→ GIVEN PROBLEM
Reproduce every one of the items below verbatim, leaving out the pictures.

====== INPUT ======

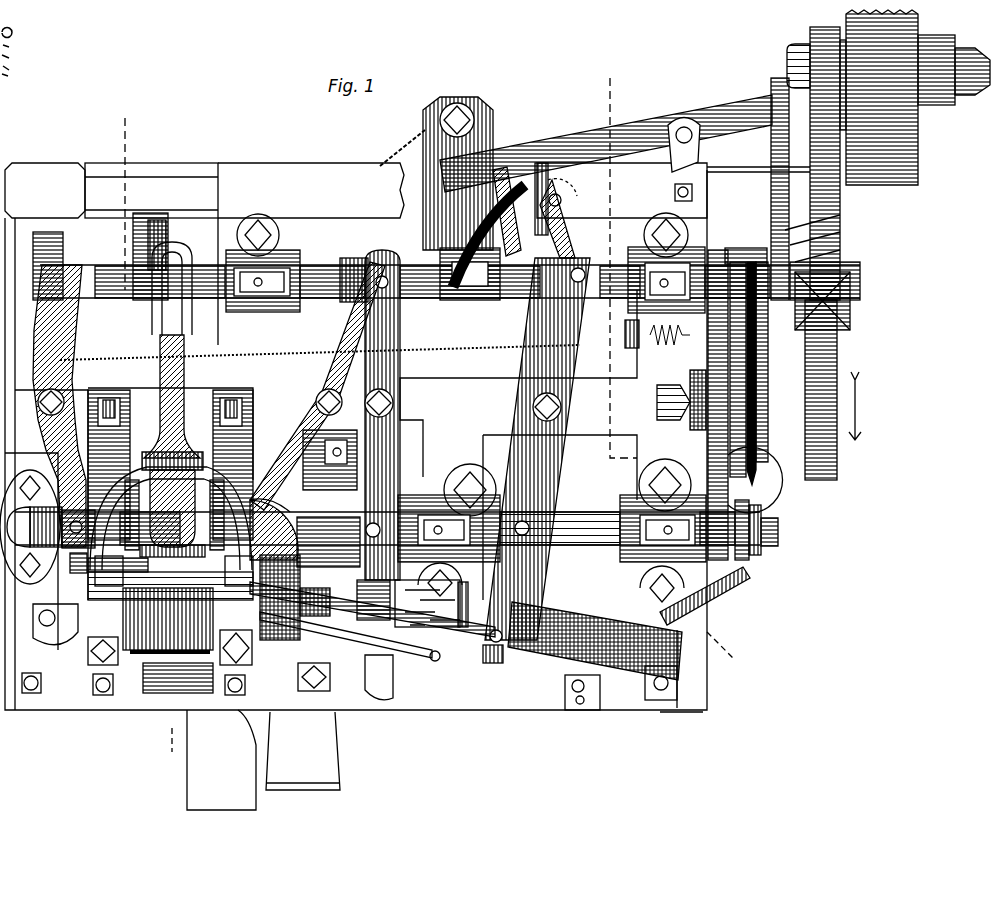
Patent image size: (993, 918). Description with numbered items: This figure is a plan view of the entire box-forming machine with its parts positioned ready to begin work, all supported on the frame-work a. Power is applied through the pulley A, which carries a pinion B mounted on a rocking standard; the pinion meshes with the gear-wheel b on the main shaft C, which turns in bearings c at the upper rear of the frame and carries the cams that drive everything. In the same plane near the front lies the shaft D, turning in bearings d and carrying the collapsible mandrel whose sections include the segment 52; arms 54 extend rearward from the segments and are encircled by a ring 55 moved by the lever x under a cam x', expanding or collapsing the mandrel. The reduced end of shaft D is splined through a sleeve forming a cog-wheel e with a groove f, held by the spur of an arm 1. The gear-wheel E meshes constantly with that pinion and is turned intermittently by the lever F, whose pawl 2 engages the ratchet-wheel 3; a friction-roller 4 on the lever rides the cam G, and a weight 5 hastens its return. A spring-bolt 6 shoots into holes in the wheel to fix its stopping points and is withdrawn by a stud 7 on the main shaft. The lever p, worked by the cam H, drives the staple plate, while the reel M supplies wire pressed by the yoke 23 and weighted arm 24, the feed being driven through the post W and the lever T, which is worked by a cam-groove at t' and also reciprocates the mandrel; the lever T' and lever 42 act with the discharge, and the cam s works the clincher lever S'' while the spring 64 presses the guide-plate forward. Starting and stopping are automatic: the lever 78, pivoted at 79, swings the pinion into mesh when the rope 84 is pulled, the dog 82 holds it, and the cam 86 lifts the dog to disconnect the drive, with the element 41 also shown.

The frame-work a is at (367, 444).
The cam s is at (450, 260).
The cam x' is at (361, 259).
The cam w is at (73, 262).
The cam H is at (166, 256).
The bearings c is at (292, 268).
The mandrel section 52 is at (458, 173).
The cam 86 is at (470, 274).
The main shaft C is at (462, 263).
The dog 82 is at (520, 209).
The rope 84 is at (402, 143).
The lever 78 is at (640, 135).
The pivot 79 is at (688, 130).
The cam t' is at (578, 219).
The friction-roller 4 is at (805, 264).
The pinion B is at (808, 30).
The pulley A is at (922, 128).
The cam G is at (818, 318).
The gear-wheel b is at (832, 404).
The gear-wheel E is at (748, 388).
The pawl 2 is at (740, 353).
The lever F is at (741, 262).
The ratchet-wheel 3 is at (742, 430).
The spring-bolt 6 is at (682, 345).
The stud 7 is at (614, 330).
The weight 5 is at (770, 488).
The groove f is at (745, 532).
The cog-wheel e is at (727, 560).
The arm 1 is at (724, 596).
The lever x is at (392, 435).
The lever T is at (537, 450).
The lever end T' is at (496, 663).
The cord 41 is at (320, 360).
The lever 42 is at (530, 365).
The connecting rod S'' is at (317, 386).
The shaft D is at (588, 515).
The bearings d is at (448, 522).
The lever p is at (186, 426).
The arm 54 is at (305, 482).
The ring 55 is at (402, 584).
The weighted arm 24 is at (312, 596).
The yoke 23 is at (350, 646).
The lever W is at (393, 682).
The spring 64 is at (50, 638).
The reel M is at (595, 629).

======

→ EXERCISE RESULT
Patent image size: (993, 918). Description with numbered items: This figure is a plan view of the entire box-forming machine with its parts positioned ready to begin work, all supported on the frame-work a. Power is applied through the pulley A, which carries a pinion B mounted on a rocking standard; the pinion meshes with the gear-wheel b on the main shaft C, which turns in bearings c at the upper rear of the frame and carries the cams that drive everything. In the same plane near the front lies the shaft D, turning in bearings d and carrying the collapsible mandrel whose sections include the segment 52; arms 54 extend rearward from the segments and are encircled by a ring 55 moved by the lever x under a cam x', expanding or collapsing the mandrel. The reduced end of shaft D is splined through a sleeve forming a cog-wheel e with a groove f, held by the spur of an arm 1. The gear-wheel E meshes constantly with that pinion and is turned intermittently by the lever F, whose pawl 2 engages the ratchet-wheel 3; a friction-roller 4 on the lever rides the cam G, and a weight 5 hastens its return. A spring-bolt 6 shoots into holes in the wheel to fix its stopping points and is withdrawn by a stud 7 on the main shaft. The lever p, worked by the cam H, drives the staple plate, while the reel M supplies wire pressed by the yoke 23 and weighted arm 24, the feed being driven through the post W and the lever T, which is worked by a cam-groove at t' and also reciprocates the mandrel; the lever T' and lever 42 act with the discharge, and the cam s works the clincher lever S'' while the spring 64 presses the guide-plate forward. Starting and stopping are automatic: the lever 78, pivoted at 79, swings the pinion into mesh when the rope 84 is pulled, the dog 82 holds it, and the cam 86 lifts the dog to disconnect the drive, with the element 41 also shown.

The frame-work a is at (367, 444).
The cam s is at (450, 260).
The cam x' is at (361, 259).
The cam w is at (73, 262).
The cam H is at (166, 256).
The bearings c is at (292, 268).
The mandrel section 52 is at (458, 173).
The cam 86 is at (470, 274).
The main shaft C is at (462, 263).
The dog 82 is at (520, 209).
The rope 84 is at (402, 143).
The lever 78 is at (640, 135).
The pivot 79 is at (688, 130).
The cam t' is at (578, 219).
The friction-roller 4 is at (805, 264).
The pinion B is at (808, 30).
The pulley A is at (922, 128).
The cam G is at (818, 318).
The gear-wheel b is at (832, 404).
The gear-wheel E is at (748, 388).
The pawl 2 is at (740, 353).
The lever F is at (741, 262).
The ratchet-wheel 3 is at (742, 430).
The spring-bolt 6 is at (682, 345).
The stud 7 is at (614, 330).
The weight 5 is at (770, 488).
The groove f is at (745, 532).
The cog-wheel e is at (727, 560).
The arm 1 is at (724, 596).
The lever x is at (392, 435).
The lever T is at (537, 450).
The lever end T' is at (496, 663).
The cord 41 is at (320, 360).
The lever 42 is at (530, 365).
The connecting rod S'' is at (317, 386).
The shaft D is at (588, 515).
The bearings d is at (448, 522).
The lever p is at (186, 426).
The arm 54 is at (305, 482).
The ring 55 is at (402, 584).
The weighted arm 24 is at (312, 596).
The yoke 23 is at (350, 646).
The lever W is at (393, 682).
The spring 64 is at (50, 638).
The reel M is at (595, 629).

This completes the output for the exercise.